(Data excerpts)

☆ ☆ ☆ ☆

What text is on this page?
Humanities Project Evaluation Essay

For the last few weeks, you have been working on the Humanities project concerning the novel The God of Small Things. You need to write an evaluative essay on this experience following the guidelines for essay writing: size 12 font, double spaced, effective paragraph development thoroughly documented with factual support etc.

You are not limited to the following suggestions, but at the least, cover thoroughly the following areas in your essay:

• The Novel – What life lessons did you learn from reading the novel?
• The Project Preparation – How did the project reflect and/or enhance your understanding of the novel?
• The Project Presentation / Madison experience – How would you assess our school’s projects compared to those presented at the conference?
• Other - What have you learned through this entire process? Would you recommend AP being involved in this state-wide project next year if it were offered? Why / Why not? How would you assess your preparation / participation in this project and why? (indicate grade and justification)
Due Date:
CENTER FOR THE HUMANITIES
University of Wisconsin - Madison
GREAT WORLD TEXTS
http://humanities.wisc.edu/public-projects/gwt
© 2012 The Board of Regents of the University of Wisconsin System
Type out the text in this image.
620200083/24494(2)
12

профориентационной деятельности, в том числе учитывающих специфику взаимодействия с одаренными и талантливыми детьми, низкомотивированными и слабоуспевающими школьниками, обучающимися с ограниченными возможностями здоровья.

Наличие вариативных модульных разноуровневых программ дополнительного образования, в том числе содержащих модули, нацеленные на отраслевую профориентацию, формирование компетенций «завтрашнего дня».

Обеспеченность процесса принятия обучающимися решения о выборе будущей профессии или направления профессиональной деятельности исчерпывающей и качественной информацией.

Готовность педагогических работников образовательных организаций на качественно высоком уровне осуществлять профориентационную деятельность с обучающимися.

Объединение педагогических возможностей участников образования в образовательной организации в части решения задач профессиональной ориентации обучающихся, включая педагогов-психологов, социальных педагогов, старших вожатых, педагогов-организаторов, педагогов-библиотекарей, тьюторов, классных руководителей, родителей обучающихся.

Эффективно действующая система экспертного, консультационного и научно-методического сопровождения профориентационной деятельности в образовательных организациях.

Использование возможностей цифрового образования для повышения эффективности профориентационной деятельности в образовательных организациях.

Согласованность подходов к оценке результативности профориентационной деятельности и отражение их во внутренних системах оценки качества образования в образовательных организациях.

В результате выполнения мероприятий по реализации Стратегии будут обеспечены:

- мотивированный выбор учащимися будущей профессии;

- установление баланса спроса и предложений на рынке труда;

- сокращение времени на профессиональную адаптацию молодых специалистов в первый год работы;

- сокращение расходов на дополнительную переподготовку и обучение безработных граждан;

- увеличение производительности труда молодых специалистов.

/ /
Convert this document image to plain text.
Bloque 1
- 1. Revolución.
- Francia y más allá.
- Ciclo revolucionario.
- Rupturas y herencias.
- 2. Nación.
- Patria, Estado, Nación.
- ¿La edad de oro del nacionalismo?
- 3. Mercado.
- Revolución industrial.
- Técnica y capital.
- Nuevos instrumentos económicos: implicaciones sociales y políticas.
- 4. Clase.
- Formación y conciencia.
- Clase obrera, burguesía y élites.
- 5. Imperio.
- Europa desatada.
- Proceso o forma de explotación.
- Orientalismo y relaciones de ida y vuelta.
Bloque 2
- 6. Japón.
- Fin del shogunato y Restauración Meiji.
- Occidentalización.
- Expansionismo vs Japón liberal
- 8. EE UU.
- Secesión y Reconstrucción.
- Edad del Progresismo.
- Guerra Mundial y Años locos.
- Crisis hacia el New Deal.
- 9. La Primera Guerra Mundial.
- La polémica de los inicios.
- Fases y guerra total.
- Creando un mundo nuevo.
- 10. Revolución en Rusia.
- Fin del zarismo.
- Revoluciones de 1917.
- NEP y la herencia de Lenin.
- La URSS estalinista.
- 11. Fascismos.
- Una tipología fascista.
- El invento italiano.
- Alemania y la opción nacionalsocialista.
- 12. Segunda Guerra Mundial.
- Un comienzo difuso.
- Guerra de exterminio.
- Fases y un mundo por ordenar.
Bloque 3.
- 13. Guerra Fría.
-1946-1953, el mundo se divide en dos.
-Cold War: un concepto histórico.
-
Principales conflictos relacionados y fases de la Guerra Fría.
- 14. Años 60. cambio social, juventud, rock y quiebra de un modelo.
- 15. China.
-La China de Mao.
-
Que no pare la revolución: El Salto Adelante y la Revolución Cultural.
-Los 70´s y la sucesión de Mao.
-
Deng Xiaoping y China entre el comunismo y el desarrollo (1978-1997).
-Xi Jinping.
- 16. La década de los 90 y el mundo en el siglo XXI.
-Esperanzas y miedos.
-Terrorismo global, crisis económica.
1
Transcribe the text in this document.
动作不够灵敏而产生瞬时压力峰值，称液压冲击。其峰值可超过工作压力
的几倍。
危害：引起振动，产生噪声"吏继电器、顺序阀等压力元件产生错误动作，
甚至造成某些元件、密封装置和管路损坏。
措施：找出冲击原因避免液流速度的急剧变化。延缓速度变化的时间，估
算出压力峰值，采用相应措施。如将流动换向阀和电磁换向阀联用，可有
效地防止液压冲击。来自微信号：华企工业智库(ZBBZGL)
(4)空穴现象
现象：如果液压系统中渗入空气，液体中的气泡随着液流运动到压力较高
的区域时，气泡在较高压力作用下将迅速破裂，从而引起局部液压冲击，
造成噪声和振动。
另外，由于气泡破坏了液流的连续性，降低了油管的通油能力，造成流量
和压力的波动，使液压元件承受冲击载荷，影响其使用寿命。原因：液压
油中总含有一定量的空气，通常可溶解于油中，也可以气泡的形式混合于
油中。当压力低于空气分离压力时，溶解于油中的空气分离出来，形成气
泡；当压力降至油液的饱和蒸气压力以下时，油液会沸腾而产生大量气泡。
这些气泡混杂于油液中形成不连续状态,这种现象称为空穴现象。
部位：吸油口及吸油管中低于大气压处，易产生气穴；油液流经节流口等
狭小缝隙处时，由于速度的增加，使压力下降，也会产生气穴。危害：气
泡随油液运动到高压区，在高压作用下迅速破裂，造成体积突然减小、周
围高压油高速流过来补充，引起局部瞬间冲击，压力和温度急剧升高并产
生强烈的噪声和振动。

☆ ☆ ☆ ☆

● Task to carry out
Return the listing above in its exact form.

● Answer for the task
What text is on this page?
Humanities Project Evaluation Essay

For the last few weeks, you have been working on the Humanities project concerning the novel The God of Small Things. You need to write an evaluative essay on this experience following the guidelines for essay writing: size 12 font, double spaced, effective paragraph development thoroughly documented with factual support etc.

You are not limited to the following suggestions, but at the least, cover thoroughly the following areas in your essay:

• The Novel – What life lessons did you learn from reading the novel?
• The Project Preparation – How did the project reflect and/or enhance your understanding of the novel?
• The Project Presentation / Madison experience – How would you assess our school’s projects compared to those presented at the conference?
• Other - What have you learned through this entire process? Would you recommend AP being involved in this state-wide project next year if it were offered? Why / Why not? How would you assess your preparation / participation in this project and why? (indicate grade and justification)
Due Date:
CENTER FOR THE HUMANITIES
University of Wisconsin - Madison
GREAT WORLD TEXTS
http://humanities.wisc.edu/public-projects/gwt
© 2012 The Board of Regents of the University of Wisconsin System
Type out the text in this image.
620200083/24494(2)
12

профориентационной деятельности, в том числе учитывающих специфику взаимодействия с одаренными и талантливыми детьми, низкомотивированными и слабоуспевающими школьниками, обучающимися с ограниченными возможностями здоровья.

Наличие вариативных модульных разноуровневых программ дополнительного образования, в том числе содержащих модули, нацеленные на отраслевую профориентацию, формирование компетенций «завтрашнего дня».

Обеспеченность процесса принятия обучающимися решения о выборе будущей профессии или направления профессиональной деятельности исчерпывающей и качественной информацией.

Готовность педагогических работников образовательных организаций на качественно высоком уровне осуществлять профориентационную деятельность с обучающимися.

Объединение педагогических возможностей участников образования в образовательной организации в части решения задач профессиональной ориентации обучающихся, включая педагогов-психологов, социальных педагогов, старших вожатых, педагогов-организаторов, педагогов-библиотекарей, тьюторов, классных руководителей, родителей обучающихся.

Эффективно действующая система экспертного, консультационного и научно-методического сопровождения профориентационной деятельности в образовательных организациях.

Использование возможностей цифрового образования для повышения эффективности профориентационной деятельности в образовательных организациях.

Согласованность подходов к оценке результативности профориентационной деятельности и отражение их во внутренних системах оценки качества образования в образовательных организациях.

В результате выполнения мероприятий по реализации Стратегии будут обеспечены:

- мотивированный выбор учащимися будущей профессии;

- установление баланса спроса и предложений на рынке труда;

- сокращение времени на профессиональную адаптацию молодых специалистов в первый год работы;

- сокращение расходов на дополнительную переподготовку и обучение безработных граждан;

- увеличение производительности труда молодых специалистов.

/ /
Convert this document image to plain text.
Bloque 1
- 1. Revolución.
- Francia y más allá.
- Ciclo revolucionario.
- Rupturas y herencias.
- 2. Nación.
- Patria, Estado, Nación.
- ¿La edad de oro del nacionalismo?
- 3. Mercado.
- Revolución industrial.
- Técnica y capital.
- Nuevos instrumentos económicos: implicaciones sociales y políticas.
- 4. Clase.
- Formación y conciencia.
- Clase obrera, burguesía y élites.
- 5. Imperio.
- Europa desatada.
- Proceso o forma de explotación.
- Orientalismo y relaciones de ida y vuelta.
Bloque 2
- 6. Japón.
- Fin del shogunato y Restauración Meiji.
- Occidentalización.
- Expansionismo vs Japón liberal
- 8. EE UU.
- Secesión y Reconstrucción.
- Edad del Progresismo.
- Guerra Mundial y Años locos.
- Crisis hacia el New Deal.
- 9. La Primera Guerra Mundial.
- La polémica de los inicios.
- Fases y guerra total.
- Creando un mundo nuevo.
- 10. Revolución en Rusia.
- Fin del zarismo.
- Revoluciones de 1917.
- NEP y la herencia de Lenin.
- La URSS estalinista.
- 11. Fascismos.
- Una tipología fascista.
- El invento italiano.
- Alemania y la opción nacionalsocialista.
- 12. Segunda Guerra Mundial.
- Un comienzo difuso.
- Guerra de exterminio.
- Fases y un mundo por ordenar.
Bloque 3.
- 13. Guerra Fría.
-1946-1953, el mundo se divide en dos.
-Cold War: un concepto histórico.
-
Principales conflictos relacionados y fases de la Guerra Fría.
- 14. Años 60. cambio social, juventud, rock y quiebra de un modelo.
- 15. China.
-La China de Mao.
-
Que no pare la revolución: El Salto Adelante y la Revolución Cultural.
-Los 70´s y la sucesión de Mao.
-
Deng Xiaoping y China entre el comunismo y el desarrollo (1978-1997).
-Xi Jinping.
- 16. La década de los 90 y el mundo en el siglo XXI.
-Esperanzas y miedos.
-Terrorismo global, crisis económica.
1
Transcribe the text in this document.
动作不够灵敏而产生瞬时压力峰值，称液压冲击。其峰值可超过工作压力
的几倍。
危害：引起振动，产生噪声"吏继电器、顺序阀等压力元件产生错误动作，
甚至造成某些元件、密封装置和管路损坏。
措施：找出冲击原因避免液流速度的急剧变化。延缓速度变化的时间，估
算出压力峰值，采用相应措施。如将流动换向阀和电磁换向阀联用，可有
效地防止液压冲击。来自微信号：华企工业智库(ZBBZGL)
(4)空穴现象
现象：如果液压系统中渗入空气，液体中的气泡随着液流运动到压力较高
的区域时，气泡在较高压力作用下将迅速破裂，从而引起局部液压冲击，
造成噪声和振动。
另外，由于气泡破坏了液流的连续性，降低了油管的通油能力，造成流量
和压力的波动，使液压元件承受冲击载荷，影响其使用寿命。原因：液压
油中总含有一定量的空气，通常可溶解于油中，也可以气泡的形式混合于
油中。当压力低于空气分离压力时，溶解于油中的空气分离出来，形成气
泡；当压力降至油液的饱和蒸气压力以下时，油液会沸腾而产生大量气泡。
这些气泡混杂于油液中形成不连续状态,这种现象称为空穴现象。
部位：吸油口及吸油管中低于大气压处，易产生气穴；油液流经节流口等
狭小缝隙处时，由于速度的增加，使压力下降，也会产生气穴。危害：气
泡随油液运动到高压区，在高压作用下迅速破裂，造成体积突然减小、周
围高压油高速流过来补充，引起局部瞬间冲击，压力和温度急剧升高并产
生强烈的噪声和振动。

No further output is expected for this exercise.